• [Aim]
Please list every kind of place where, according to the passage on New England courthouse history, judges held court before the late 18th century.

• [Document passage]
★ ★ ★

Temples of Justice
The history of courthouses offers insight into the rise of the legal
profession
In a 1786 trial held in a
Massachusetts tavern, a transient basketmaker named Isaac Combs was
convicted in the murder of his wife. But, before reaching the verdict
that sent Combs to the gallows, jury members first mingled among the
tavern patrons and discussed at length the merits of the case.
Such an informal judicial setting and process were typical in New
England until the early 1800s. When English colonists first dispensed
justice, courthouses as we know them — function-specific buildings
primarily used for legal proceedings — didn't exist. Instead, prior to
the late 18th century, judges held court in meetinghouses, town houses
or taverns located in a community's commercial center. When courthouses
did begin to appear, their construction had little to do with concerns
over justice and everything to do with the desires of lawyers and
architects to be perceived as trained specialists with the public
interest in mind, according to Martha McNamara, who specializes in
American cultural history and New England history.

★ ★ ★

• [Provided information]

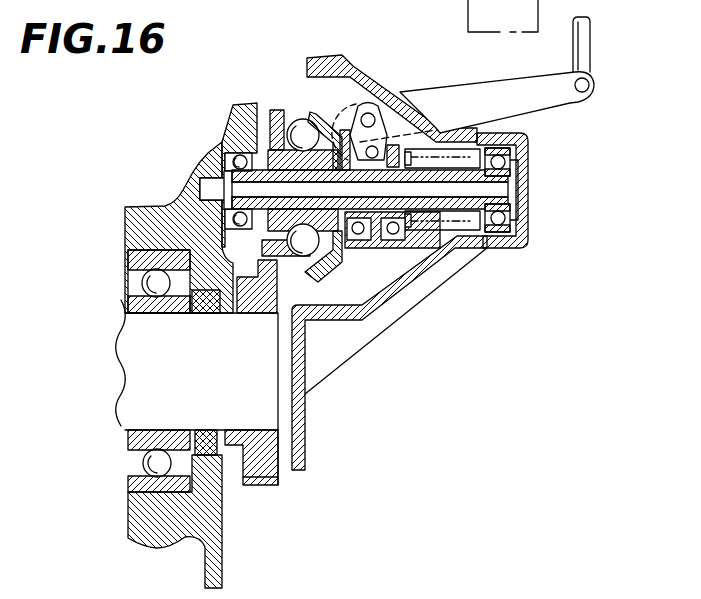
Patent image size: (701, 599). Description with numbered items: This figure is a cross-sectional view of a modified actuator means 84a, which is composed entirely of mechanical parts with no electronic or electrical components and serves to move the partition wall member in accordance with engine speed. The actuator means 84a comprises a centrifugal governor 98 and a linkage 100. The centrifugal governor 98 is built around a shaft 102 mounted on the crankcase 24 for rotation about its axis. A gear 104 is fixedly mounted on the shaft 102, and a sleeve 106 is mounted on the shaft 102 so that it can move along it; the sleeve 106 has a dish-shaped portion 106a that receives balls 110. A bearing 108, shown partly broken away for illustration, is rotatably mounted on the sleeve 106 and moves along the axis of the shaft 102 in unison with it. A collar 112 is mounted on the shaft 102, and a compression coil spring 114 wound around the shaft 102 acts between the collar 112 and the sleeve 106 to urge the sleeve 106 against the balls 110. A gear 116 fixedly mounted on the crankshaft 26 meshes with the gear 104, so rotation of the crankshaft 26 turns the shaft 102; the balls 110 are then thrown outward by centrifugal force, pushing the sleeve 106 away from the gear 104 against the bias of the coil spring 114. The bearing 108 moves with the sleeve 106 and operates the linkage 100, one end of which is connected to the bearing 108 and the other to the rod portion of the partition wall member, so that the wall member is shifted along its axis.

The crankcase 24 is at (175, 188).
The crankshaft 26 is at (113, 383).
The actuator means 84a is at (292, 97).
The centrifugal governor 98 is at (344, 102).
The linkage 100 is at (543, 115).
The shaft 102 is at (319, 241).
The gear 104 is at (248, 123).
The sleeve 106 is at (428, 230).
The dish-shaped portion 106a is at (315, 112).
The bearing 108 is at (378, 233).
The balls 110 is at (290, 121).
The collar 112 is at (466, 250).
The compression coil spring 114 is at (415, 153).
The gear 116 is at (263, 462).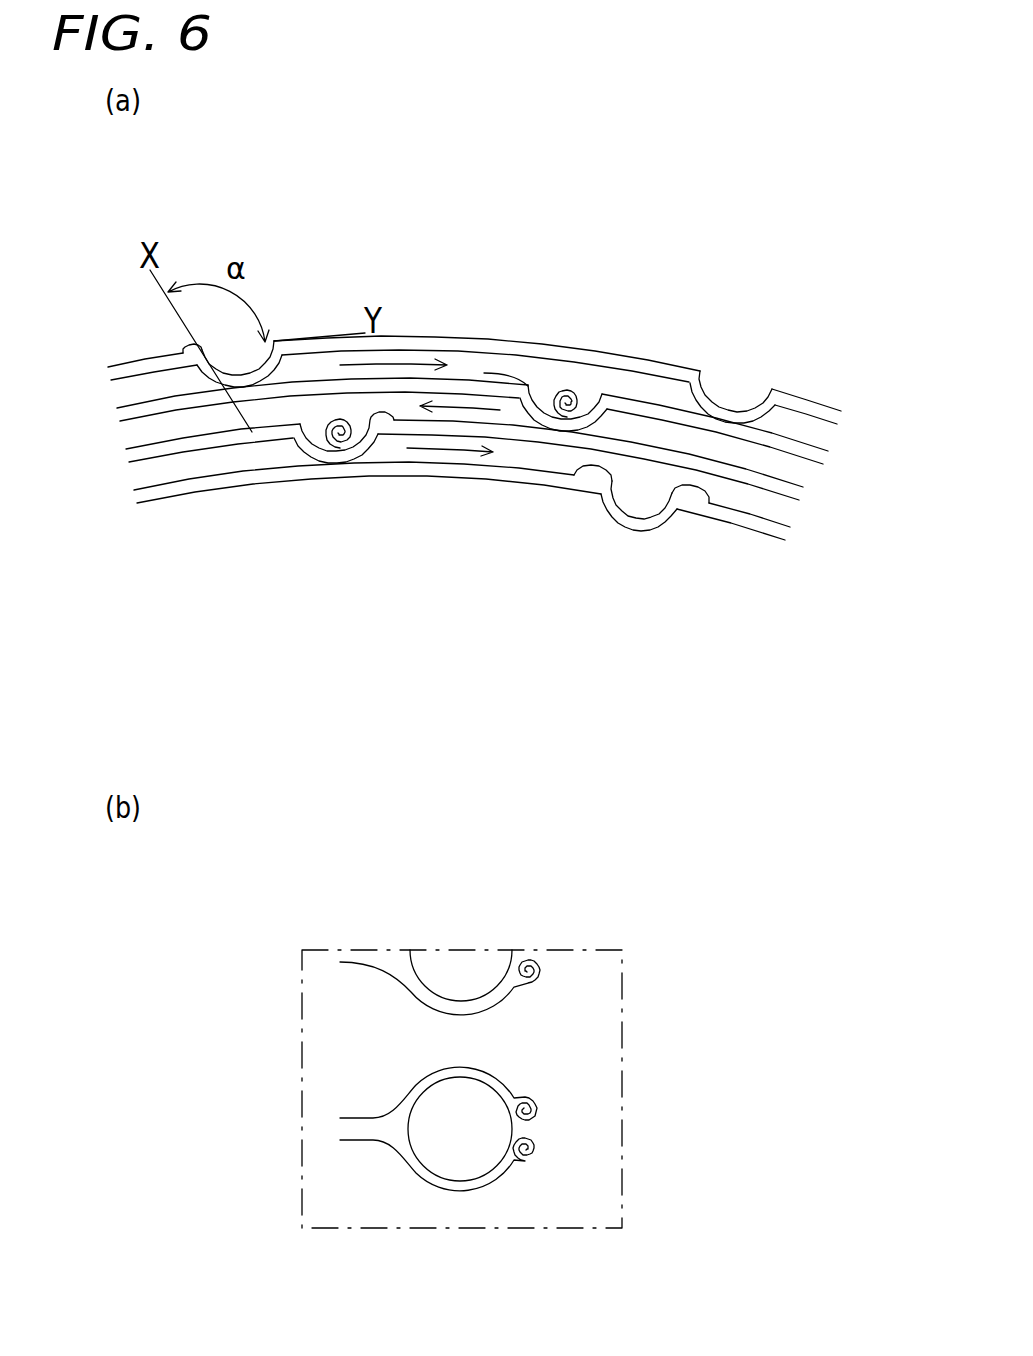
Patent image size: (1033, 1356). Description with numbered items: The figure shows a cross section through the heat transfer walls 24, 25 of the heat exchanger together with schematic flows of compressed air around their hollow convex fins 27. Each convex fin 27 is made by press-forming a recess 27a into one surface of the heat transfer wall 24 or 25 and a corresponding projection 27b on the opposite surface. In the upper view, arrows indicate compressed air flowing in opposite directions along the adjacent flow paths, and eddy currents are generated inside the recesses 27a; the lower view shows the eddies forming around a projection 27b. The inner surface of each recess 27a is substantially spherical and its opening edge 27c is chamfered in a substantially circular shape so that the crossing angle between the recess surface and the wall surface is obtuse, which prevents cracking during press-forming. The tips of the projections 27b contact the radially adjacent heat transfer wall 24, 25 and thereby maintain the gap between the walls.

★ ★ ★

• [Solution to this problem]
Meetinghouses, town houses, taverns